Tassa sui robot? Tutti sono contrari, ma il problema sollevato da Bill Gates è reale

di Luigi Dell’Olio ♦ Industria italiana ha interpellato Confindustria, Sindacati e i protagonisti dell’automazione (Kuka, Fanuc, Comau). Tutti – tranne Carmelo Barbagallo della Uil – sono contrari e ritengono impropria  la tassa. Ma il tema occupazionale esiste eccome

Il dibattito mondiale è stato aperto da Bill Gates, che in una intervista al giornale americano Quartz  ha suggerito: tassiamo i robot come se fossero operai umani, in questo modo otterremo da loro le risorse necessarie per pagare il welfare e i servizi di pubblica utilità. Anche perché, nel mondo, potrebbero venirsi a creare decine di milioni di disoccupati. Del resto, secondo uno studio di McKinsey, il 45% degli impieghi attualmente svolti dalle persone potrebbe essere automatizzato a lungo termine.
____________
*Compiti da svolgere*
1. Secondo lo studio di McKinsey citato nell'articolo sulla tassa sui robot, quale quota degli impieghi svolti dalle persone potrebbe essere automatizzata a lungo termine?
2. Riprendi l'articolo sulla tassa sui robot e prosegui la stesura a partire dall'ultima frase riportata.
Le righe riportate di seguito non hanno alcun legame con l'articolo sulla tassa sui robot.

*Dati mostrati*
____________
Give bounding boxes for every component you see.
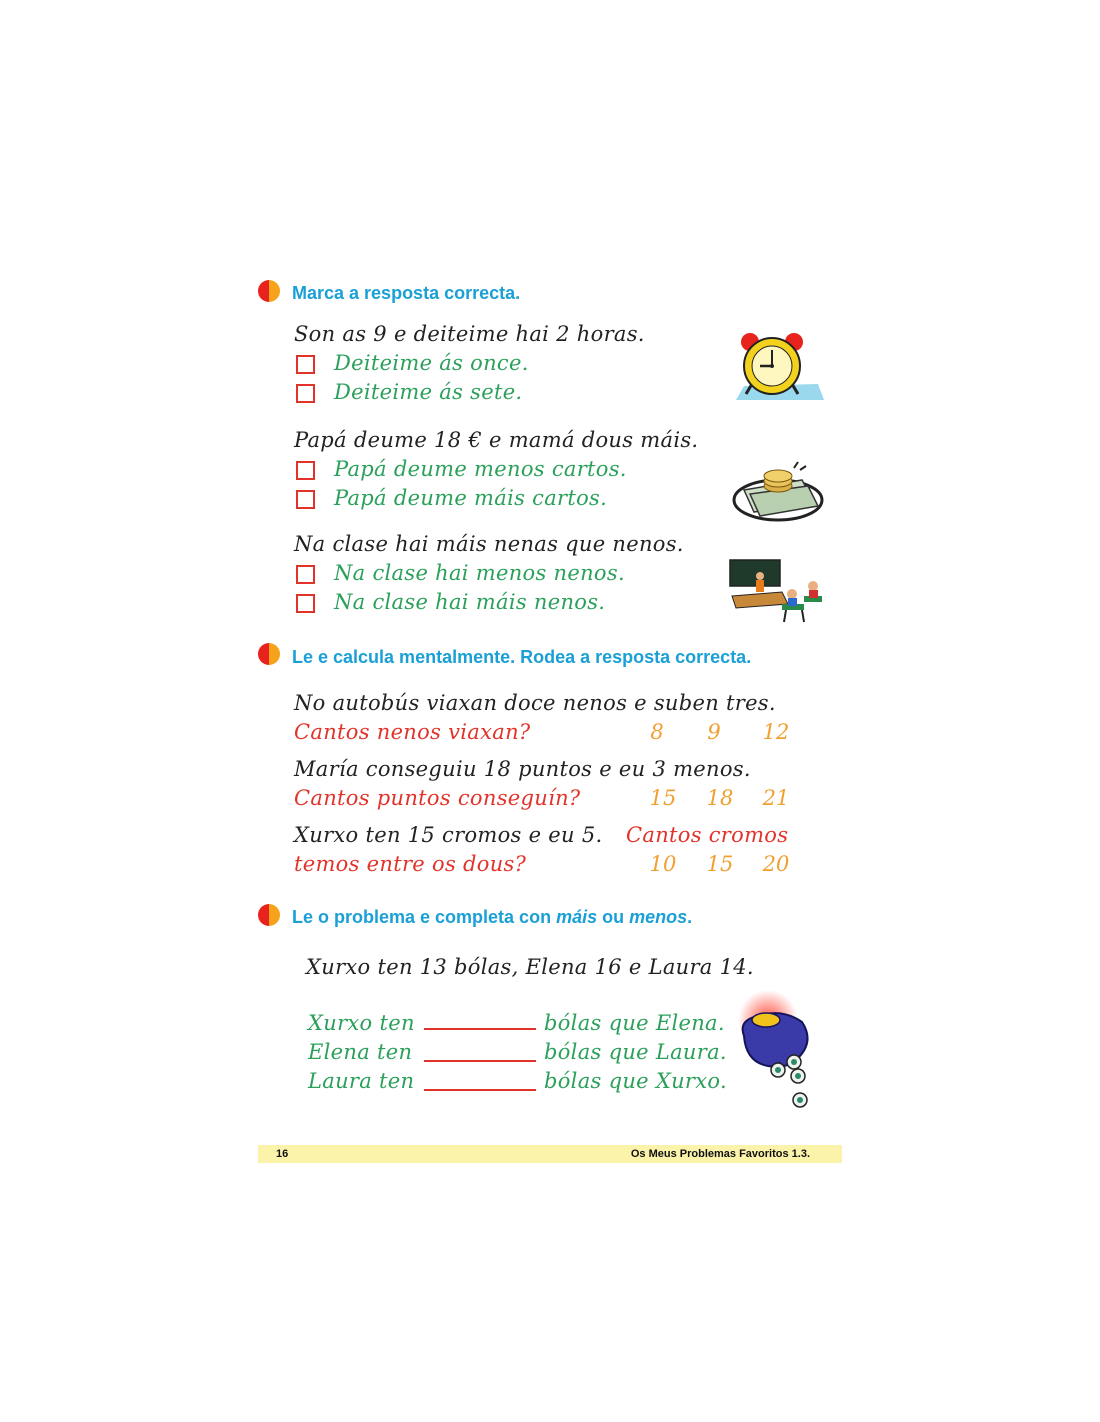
____________
*Risposte per compito*
1. Il 45% degli impieghi attualmente svolti dalle persone.

2.
La proposta del fondatore di Microsoft, ieri imprenditore di successo storico e planetario e oggi sostanzialmente filantropo a tempo pieno, trova sostegno solo tra gli estremisti di destra e sinistra, o tra alcuni leader di movimenti di protesta, come i 5 Stelle. Nei fatti non solo è inattuabile, ma avrebbe l’effetto di distruggere valore economico, nonché sociale. Tuttavia la proposta (provocazione) ha avuto un merito: attirare l’attenzione dell’opinione pubblica mondiale sul problema occupazionale che l’automazione potrebbe creare nelle fasi di passaggio. Un problema che è esclusivamente politico, non certo aziendale. Ma comunque un problema enorme. A tale proposito, Industria Italiana ha interpellato Confindustria, Sindacati e i protagonisti dell’automazione (Kuka, Fanuc, Comau). Tutti, come ci si poteva aspettare, dicono no. Ma le motivazione del no sono comunque di grande interesse.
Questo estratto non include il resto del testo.